Task directions: Reproduce all of the listing below without alteration.

-----

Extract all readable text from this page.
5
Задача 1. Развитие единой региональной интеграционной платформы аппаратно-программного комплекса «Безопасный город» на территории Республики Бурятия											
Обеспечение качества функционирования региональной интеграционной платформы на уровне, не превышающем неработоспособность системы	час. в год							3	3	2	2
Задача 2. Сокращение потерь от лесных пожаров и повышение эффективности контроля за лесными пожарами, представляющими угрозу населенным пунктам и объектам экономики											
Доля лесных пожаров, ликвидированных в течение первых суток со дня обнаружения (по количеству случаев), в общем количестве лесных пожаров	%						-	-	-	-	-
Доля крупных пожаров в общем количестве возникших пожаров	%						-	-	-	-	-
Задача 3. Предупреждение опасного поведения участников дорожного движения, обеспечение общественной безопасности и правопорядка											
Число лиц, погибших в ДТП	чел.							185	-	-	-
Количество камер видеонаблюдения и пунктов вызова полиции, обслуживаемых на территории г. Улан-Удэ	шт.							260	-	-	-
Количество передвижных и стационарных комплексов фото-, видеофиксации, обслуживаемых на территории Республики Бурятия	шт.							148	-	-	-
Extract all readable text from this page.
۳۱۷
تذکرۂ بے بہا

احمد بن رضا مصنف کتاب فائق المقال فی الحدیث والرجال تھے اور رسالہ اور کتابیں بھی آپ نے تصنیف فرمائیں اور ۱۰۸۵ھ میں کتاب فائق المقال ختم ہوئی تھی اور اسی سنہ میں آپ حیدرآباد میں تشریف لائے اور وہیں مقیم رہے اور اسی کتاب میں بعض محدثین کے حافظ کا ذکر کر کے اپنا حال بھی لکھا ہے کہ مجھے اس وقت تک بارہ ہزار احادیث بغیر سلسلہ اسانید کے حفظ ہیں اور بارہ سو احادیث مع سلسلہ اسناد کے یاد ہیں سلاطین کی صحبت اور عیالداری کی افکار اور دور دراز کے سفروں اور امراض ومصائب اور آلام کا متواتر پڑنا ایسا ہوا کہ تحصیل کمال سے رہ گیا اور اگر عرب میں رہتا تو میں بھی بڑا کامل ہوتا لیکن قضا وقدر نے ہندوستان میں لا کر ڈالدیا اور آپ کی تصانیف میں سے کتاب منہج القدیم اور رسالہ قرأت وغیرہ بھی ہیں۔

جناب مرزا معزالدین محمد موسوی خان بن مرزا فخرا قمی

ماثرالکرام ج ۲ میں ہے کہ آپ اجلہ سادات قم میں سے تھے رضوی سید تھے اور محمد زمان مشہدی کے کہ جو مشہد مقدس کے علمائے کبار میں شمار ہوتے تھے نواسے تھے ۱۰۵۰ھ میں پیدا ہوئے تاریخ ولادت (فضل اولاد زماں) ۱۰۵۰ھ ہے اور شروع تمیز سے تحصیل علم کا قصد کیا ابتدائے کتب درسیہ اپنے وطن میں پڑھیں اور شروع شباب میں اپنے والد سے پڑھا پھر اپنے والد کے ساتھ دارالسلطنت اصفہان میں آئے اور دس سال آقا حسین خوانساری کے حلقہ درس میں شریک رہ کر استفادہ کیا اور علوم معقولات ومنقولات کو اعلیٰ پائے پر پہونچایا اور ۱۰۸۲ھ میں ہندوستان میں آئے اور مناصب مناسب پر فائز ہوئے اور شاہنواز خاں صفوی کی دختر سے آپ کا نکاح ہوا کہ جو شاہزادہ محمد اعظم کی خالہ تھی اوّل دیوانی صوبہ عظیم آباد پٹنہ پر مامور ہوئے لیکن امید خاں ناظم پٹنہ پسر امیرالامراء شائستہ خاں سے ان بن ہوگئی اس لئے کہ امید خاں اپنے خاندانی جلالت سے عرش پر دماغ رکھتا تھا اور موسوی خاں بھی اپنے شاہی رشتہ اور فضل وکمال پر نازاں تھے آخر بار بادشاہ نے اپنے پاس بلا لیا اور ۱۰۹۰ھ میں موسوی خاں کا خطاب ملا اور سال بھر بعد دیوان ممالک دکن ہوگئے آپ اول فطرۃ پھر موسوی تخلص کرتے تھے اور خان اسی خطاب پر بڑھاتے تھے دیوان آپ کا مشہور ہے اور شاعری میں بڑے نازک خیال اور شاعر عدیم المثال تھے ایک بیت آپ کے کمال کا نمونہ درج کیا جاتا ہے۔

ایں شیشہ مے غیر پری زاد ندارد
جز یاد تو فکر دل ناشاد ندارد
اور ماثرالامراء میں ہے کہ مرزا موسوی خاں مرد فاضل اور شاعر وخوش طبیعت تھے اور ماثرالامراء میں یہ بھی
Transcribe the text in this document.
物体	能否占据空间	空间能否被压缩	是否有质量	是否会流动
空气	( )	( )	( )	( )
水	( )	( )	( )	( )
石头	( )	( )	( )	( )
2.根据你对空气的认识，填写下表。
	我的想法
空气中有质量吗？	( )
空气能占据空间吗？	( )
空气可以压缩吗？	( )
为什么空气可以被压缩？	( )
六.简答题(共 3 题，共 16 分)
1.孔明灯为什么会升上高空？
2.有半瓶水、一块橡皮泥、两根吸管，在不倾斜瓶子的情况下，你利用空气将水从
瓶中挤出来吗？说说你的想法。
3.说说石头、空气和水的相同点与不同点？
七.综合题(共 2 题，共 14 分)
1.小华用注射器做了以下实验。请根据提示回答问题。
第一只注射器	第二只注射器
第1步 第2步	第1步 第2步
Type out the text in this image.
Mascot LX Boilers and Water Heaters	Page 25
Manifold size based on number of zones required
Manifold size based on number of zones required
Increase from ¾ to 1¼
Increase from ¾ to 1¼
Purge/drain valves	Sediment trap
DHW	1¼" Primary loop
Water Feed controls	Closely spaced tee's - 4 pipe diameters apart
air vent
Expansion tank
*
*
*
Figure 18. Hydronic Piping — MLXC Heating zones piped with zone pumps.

-----

Completed exercise:
Extract all readable text from this page.
5
Задача 1. Развитие единой региональной интеграционной платформы аппаратно-программного комплекса «Безопасный город» на территории Республики Бурятия											
Обеспечение качества функционирования региональной интеграционной платформы на уровне, не превышающем неработоспособность системы	час. в год							3	3	2	2
Задача 2. Сокращение потерь от лесных пожаров и повышение эффективности контроля за лесными пожарами, представляющими угрозу населенным пунктам и объектам экономики											
Доля лесных пожаров, ликвидированных в течение первых суток со дня обнаружения (по количеству случаев), в общем количестве лесных пожаров	%						-	-	-	-	-
Доля крупных пожаров в общем количестве возникших пожаров	%						-	-	-	-	-
Задача 3. Предупреждение опасного поведения участников дорожного движения, обеспечение общественной безопасности и правопорядка											
Число лиц, погибших в ДТП	чел.							185	-	-	-
Количество камер видеонаблюдения и пунктов вызова полиции, обслуживаемых на территории г. Улан-Удэ	шт.							260	-	-	-
Количество передвижных и стационарных комплексов фото-, видеофиксации, обслуживаемых на территории Республики Бурятия	шт.							148	-	-	-
Extract all readable text from this page.
۳۱۷
تذکرۂ بے بہا

احمد بن رضا مصنف کتاب فائق المقال فی الحدیث والرجال تھے اور رسالہ اور کتابیں بھی آپ نے تصنیف فرمائیں اور ۱۰۸۵ھ میں کتاب فائق المقال ختم ہوئی تھی اور اسی سنہ میں آپ حیدرآباد میں تشریف لائے اور وہیں مقیم رہے اور اسی کتاب میں بعض محدثین کے حافظ کا ذکر کر کے اپنا حال بھی لکھا ہے کہ مجھے اس وقت تک بارہ ہزار احادیث بغیر سلسلہ اسانید کے حفظ ہیں اور بارہ سو احادیث مع سلسلہ اسناد کے یاد ہیں سلاطین کی صحبت اور عیالداری کی افکار اور دور دراز کے سفروں اور امراض ومصائب اور آلام کا متواتر پڑنا ایسا ہوا کہ تحصیل کمال سے رہ گیا اور اگر عرب میں رہتا تو میں بھی بڑا کامل ہوتا لیکن قضا وقدر نے ہندوستان میں لا کر ڈالدیا اور آپ کی تصانیف میں سے کتاب منہج القدیم اور رسالہ قرأت وغیرہ بھی ہیں۔

جناب مرزا معزالدین محمد موسوی خان بن مرزا فخرا قمی

ماثرالکرام ج ۲ میں ہے کہ آپ اجلہ سادات قم میں سے تھے رضوی سید تھے اور محمد زمان مشہدی کے کہ جو مشہد مقدس کے علمائے کبار میں شمار ہوتے تھے نواسے تھے ۱۰۵۰ھ میں پیدا ہوئے تاریخ ولادت (فضل اولاد زماں) ۱۰۵۰ھ ہے اور شروع تمیز سے تحصیل علم کا قصد کیا ابتدائے کتب درسیہ اپنے وطن میں پڑھیں اور شروع شباب میں اپنے والد سے پڑھا پھر اپنے والد کے ساتھ دارالسلطنت اصفہان میں آئے اور دس سال آقا حسین خوانساری کے حلقہ درس میں شریک رہ کر استفادہ کیا اور علوم معقولات ومنقولات کو اعلیٰ پائے پر پہونچایا اور ۱۰۸۲ھ میں ہندوستان میں آئے اور مناصب مناسب پر فائز ہوئے اور شاہنواز خاں صفوی کی دختر سے آپ کا نکاح ہوا کہ جو شاہزادہ محمد اعظم کی خالہ تھی اوّل دیوانی صوبہ عظیم آباد پٹنہ پر مامور ہوئے لیکن امید خاں ناظم پٹنہ پسر امیرالامراء شائستہ خاں سے ان بن ہوگئی اس لئے کہ امید خاں اپنے خاندانی جلالت سے عرش پر دماغ رکھتا تھا اور موسوی خاں بھی اپنے شاہی رشتہ اور فضل وکمال پر نازاں تھے آخر بار بادشاہ نے اپنے پاس بلا لیا اور ۱۰۹۰ھ میں موسوی خاں کا خطاب ملا اور سال بھر بعد دیوان ممالک دکن ہوگئے آپ اول فطرۃ پھر موسوی تخلص کرتے تھے اور خان اسی خطاب پر بڑھاتے تھے دیوان آپ کا مشہور ہے اور شاعری میں بڑے نازک خیال اور شاعر عدیم المثال تھے ایک بیت آپ کے کمال کا نمونہ درج کیا جاتا ہے۔

ایں شیشہ مے غیر پری زاد ندارد
جز یاد تو فکر دل ناشاد ندارد
اور ماثرالامراء میں ہے کہ مرزا موسوی خاں مرد فاضل اور شاعر وخوش طبیعت تھے اور ماثرالامراء میں یہ بھی
Transcribe the text in this document.
物体	能否占据空间	空间能否被压缩	是否有质量	是否会流动
空气	( )	( )	( )	( )
水	( )	( )	( )	( )
石头	( )	( )	( )	( )
2.根据你对空气的认识，填写下表。
	我的想法
空气中有质量吗？	( )
空气能占据空间吗？	( )
空气可以压缩吗？	( )
为什么空气可以被压缩？	( )
六.简答题(共 3 题，共 16 分)
1.孔明灯为什么会升上高空？
2.有半瓶水、一块橡皮泥、两根吸管，在不倾斜瓶子的情况下，你利用空气将水从
瓶中挤出来吗？说说你的想法。
3.说说石头、空气和水的相同点与不同点？
七.综合题(共 2 题，共 14 分)
1.小华用注射器做了以下实验。请根据提示回答问题。
第一只注射器	第二只注射器
第1步 第2步	第1步 第2步
Type out the text in this image.
Mascot LX Boilers and Water Heaters	Page 25
Manifold size based on number of zones required
Manifold size based on number of zones required
Increase from ¾ to 1¼
Increase from ¾ to 1¼
Purge/drain valves	Sediment trap
DHW	1¼" Primary loop
Water Feed controls	Closely spaced tee's - 4 pipe diameters apart
air vent
Expansion tank
*
*
*
Figure 18. Hydronic Piping — MLXC Heating zones piped with zone pumps.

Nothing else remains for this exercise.